→ **Job**:
Make an exact copy of the records, with the pictures left out.

>> begin Exercise input

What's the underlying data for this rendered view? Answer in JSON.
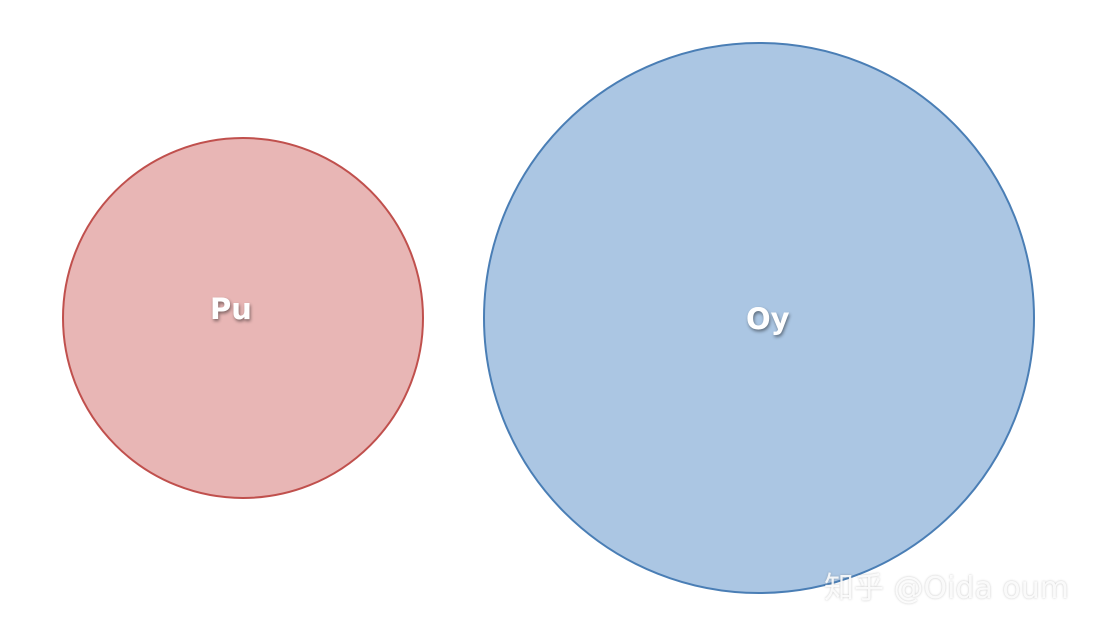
{
  "diagram": {
    "circles": [
      {
        "label": "Pu",
        "fill_color": "#e8b6b5",
        "stroke_color": "#c0504d"
      },
      {
        "label": "Oy",
        "fill_color": "#abc6e3",
        "stroke_color": "#4a7eb5"
      }
    ]
  },
  "watermark": {
    "text": "知乎 @Oida oum"
  }
}
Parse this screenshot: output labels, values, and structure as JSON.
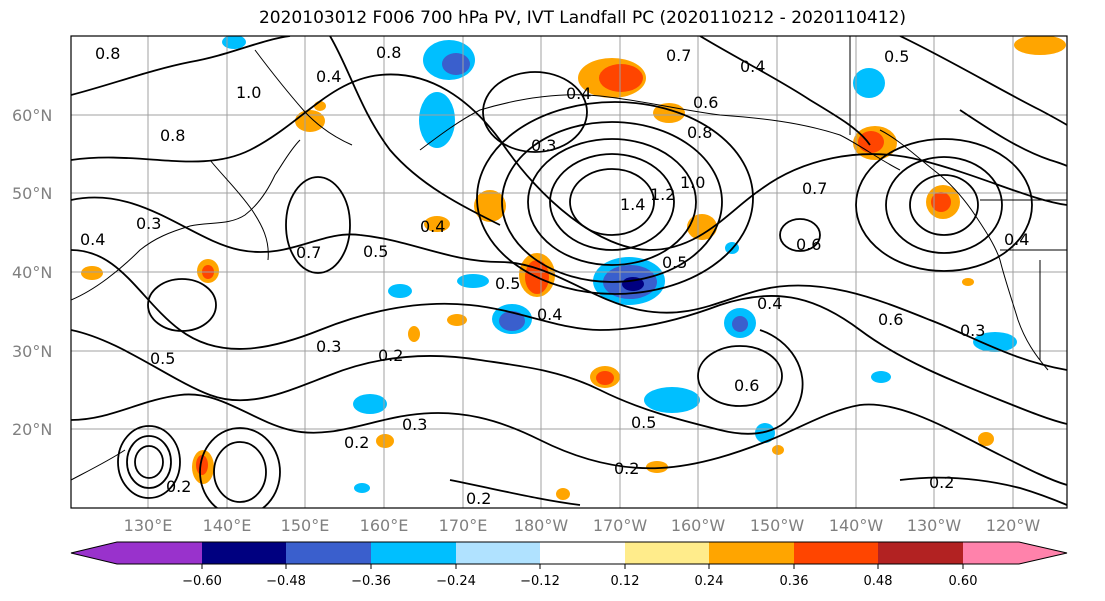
{
  "title": "2020103012 F006 700 hPa PV, IVT Landfall PC (2020110212 - 2020110412)",
  "lat_labels": [
    "60°N",
    "50°N",
    "40°N",
    "30°N",
    "20°N"
  ],
  "lon_labels": [
    "130°E",
    "140°E",
    "150°E",
    "160°E",
    "170°E",
    "180°W",
    "170°W",
    "160°W",
    "150°W",
    "140°W",
    "130°W",
    "120°W"
  ],
  "colorbar": {
    "tick_labels": [
      "−0.60",
      "−0.48",
      "−0.36",
      "−0.24",
      "−0.12",
      "0.12",
      "0.24",
      "0.36",
      "0.48",
      "0.60"
    ],
    "colors": [
      "#9932cc",
      "#000080",
      "#3a5fcd",
      "#00bfff",
      "#b0e2ff",
      "#ffffff",
      "#ffec8b",
      "#ffa500",
      "#ff4500",
      "#b22222",
      "#ff82ab"
    ]
  },
  "contour_labels": [
    "0.8",
    "0.8",
    "0.4",
    "0.7",
    "0.5",
    "0.7",
    "0.4",
    "0.6",
    "0.8",
    "0.3",
    "1.0",
    "1.4",
    "1.2",
    "1.0",
    "0.8",
    "0.6",
    "0.7",
    "0.4",
    "0.5",
    "0.5",
    "0.4",
    "0.4",
    "0.6",
    "0.5",
    "0.3",
    "0.2",
    "0.2",
    "0.3",
    "0.5",
    "0.2",
    "0.2",
    "0.2",
    "0.4",
    "0.6",
    "0.3",
    "0.2",
    "0.5",
    "0.4",
    "0.4",
    "0.3"
  ]
}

>> end Exercise input

→ **The response**:
What's the underlying data for this rendered view? Answer in JSON.
{
  "diagram": {
    "circles": [
      {
        "label": "Pu",
        "fill_color": "#e8b6b5",
        "stroke_color": "#c0504d"
      },
      {
        "label": "Oy",
        "fill_color": "#abc6e3",
        "stroke_color": "#4a7eb5"
      }
    ]
  },
  "watermark": {
    "text": "知乎 @Oida oum"
  }
}
Parse this screenshot: output labels, values, and structure as JSON.
{
  "title": "2020103012 F006 700 hPa PV, IVT Landfall PC (2020110212 - 2020110412)",
  "lat_labels": [
    "60°N",
    "50°N",
    "40°N",
    "30°N",
    "20°N"
  ],
  "lon_labels": [
    "130°E",
    "140°E",
    "150°E",
    "160°E",
    "170°E",
    "180°W",
    "170°W",
    "160°W",
    "150°W",
    "140°W",
    "130°W",
    "120°W"
  ],
  "colorbar": {
    "tick_labels": [
      "−0.60",
      "−0.48",
      "−0.36",
      "−0.24",
      "−0.12",
      "0.12",
      "0.24",
      "0.36",
      "0.48",
      "0.60"
    ],
    "colors": [
      "#9932cc",
      "#000080",
      "#3a5fcd",
      "#00bfff",
      "#b0e2ff",
      "#ffffff",
      "#ffec8b",
      "#ffa500",
      "#ff4500",
      "#b22222",
      "#ff82ab"
    ]
  },
  "contour_labels": [
    "0.8",
    "0.8",
    "0.4",
    "0.7",
    "0.5",
    "0.7",
    "0.4",
    "0.6",
    "0.8",
    "0.3",
    "1.0",
    "1.4",
    "1.2",
    "1.0",
    "0.8",
    "0.6",
    "0.7",
    "0.4",
    "0.5",
    "0.5",
    "0.4",
    "0.4",
    "0.6",
    "0.5",
    "0.3",
    "0.2",
    "0.2",
    "0.3",
    "0.5",
    "0.2",
    "0.2",
    "0.2",
    "0.4",
    "0.6",
    "0.3",
    "0.2",
    "0.5",
    "0.4",
    "0.4",
    "0.3"
  ]
}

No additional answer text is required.